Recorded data
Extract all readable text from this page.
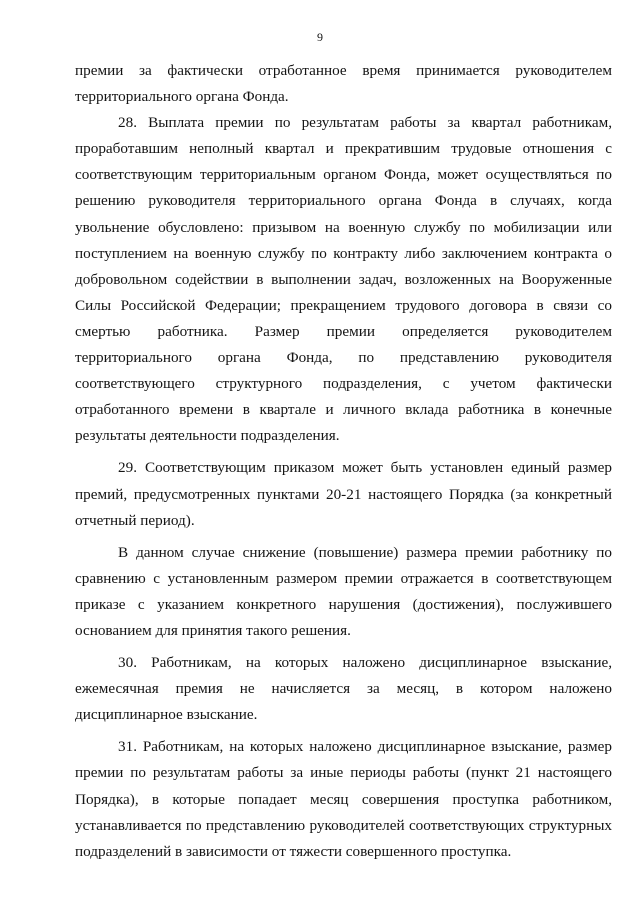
9

премии за фактически отработанное время принимается руководителем территориального органа Фонда.

28. Выплата премии по результатам работы за квартал работникам, проработавшим неполный квартал и прекратившим трудовые отношения с соответствующим территориальным органом Фонда, может осуществляться по решению руководителя территориального органа Фонда в случаях, когда увольнение обусловлено: призывом на военную службу по мобилизации или поступлением на военную службу по контракту либо заключением контракта о добровольном содействии в выполнении задач, возложенных на Вооруженные Силы Российской Федерации; прекращением трудового договора в связи со смертью работника. Размер премии определяется руководителем территориального органа Фонда, по представлению руководителя соответствующего структурного подразделения, с учетом фактически отработанного времени в квартале и личного вклада работника в конечные результаты деятельности подразделения.

29. Соответствующим приказом может быть установлен единый размер премий, предусмотренных пунктами 20-21 настоящего Порядка (за конкретный отчетный период).

В данном случае снижение (повышение) размера премии работнику по сравнению с установленным размером премии отражается в соответствующем приказе с указанием конкретного нарушения (достижения), послужившего основанием для принятия такого решения.

30. Работникам, на которых наложено дисциплинарное взыскание, ежемесячная премия не начисляется за месяц, в котором наложено дисциплинарное взыскание.

31. Работникам, на которых наложено дисциплинарное взыскание, размер премии по результатам работы за иные периоды работы (пункт 21 настоящего Порядка), в которые попадает месяц совершения проступка работником, устанавливается по представлению руководителей соответствующих структурных подразделений в зависимости от тяжести совершенного проступка.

Problem requirements: Check the records above line by line and tally those holding the string "месяц". Answer with the number only.

Answer for the task: 2